--- Begin ---
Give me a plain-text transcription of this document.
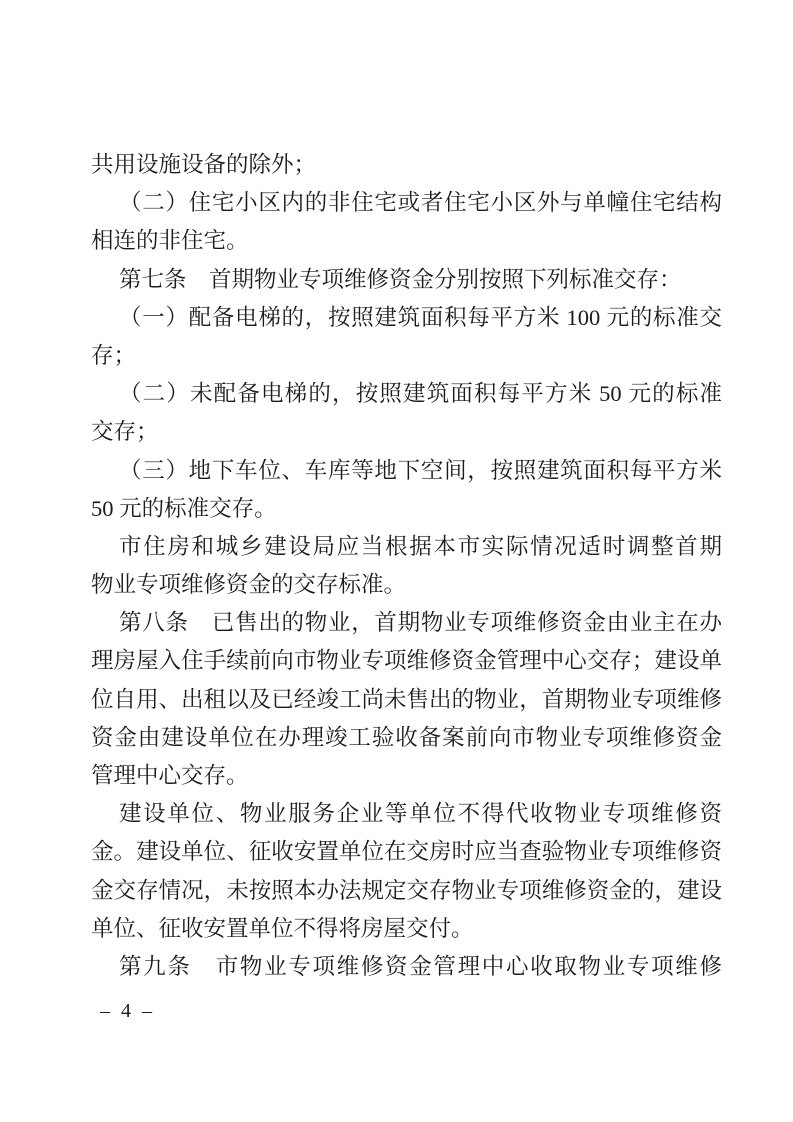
共用设施设备的除外；
（二）住宅小区内的非住宅或者住宅小区外与单幢住宅结构
相连的非住宅。
第七条　首期物业专项维修资金分别按照下列标准交存：
（一）配备电梯的，按照建筑面积每平方米 100 元的标准交
存；
（二）未配备电梯的，按照建筑面积每平方米 50 元的标准
交存；
（三）地下车位、车库等地下空间，按照建筑面积每平方米
50 元的标准交存。
市住房和城乡建设局应当根据本市实际情况适时调整首期
物业专项维修资金的交存标准。
第八条　已售出的物业，首期物业专项维修资金由业主在办
理房屋入住手续前向市物业专项维修资金管理中心交存；建设单
位自用、出租以及已经竣工尚未售出的物业，首期物业专项维修
资金由建设单位在办理竣工验收备案前向市物业专项维修资金
管理中心交存。
建设单位、物业服务企业等单位不得代收物业专项维修资
金。建设单位、征收安置单位在交房时应当查验物业专项维修资
金交存情况，未按照本办法规定交存物业专项维修资金的，建设
单位、征收安置单位不得将房屋交付。
第九条　市物业专项维修资金管理中心收取物业专项维修
– 4 –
--- End ---
• **Exercise goal**: Pick out all lines from the data above in which the word "按照建筑面积每平方米" appears.

• **Solved problem**:
（一）配备电梯的，按照建筑面积每平方米 100 元的标准交
（二）未配备电梯的，按照建筑面积每平方米 50 元的标准
（三）地下车位、车库等地下空间，按照建筑面积每平方米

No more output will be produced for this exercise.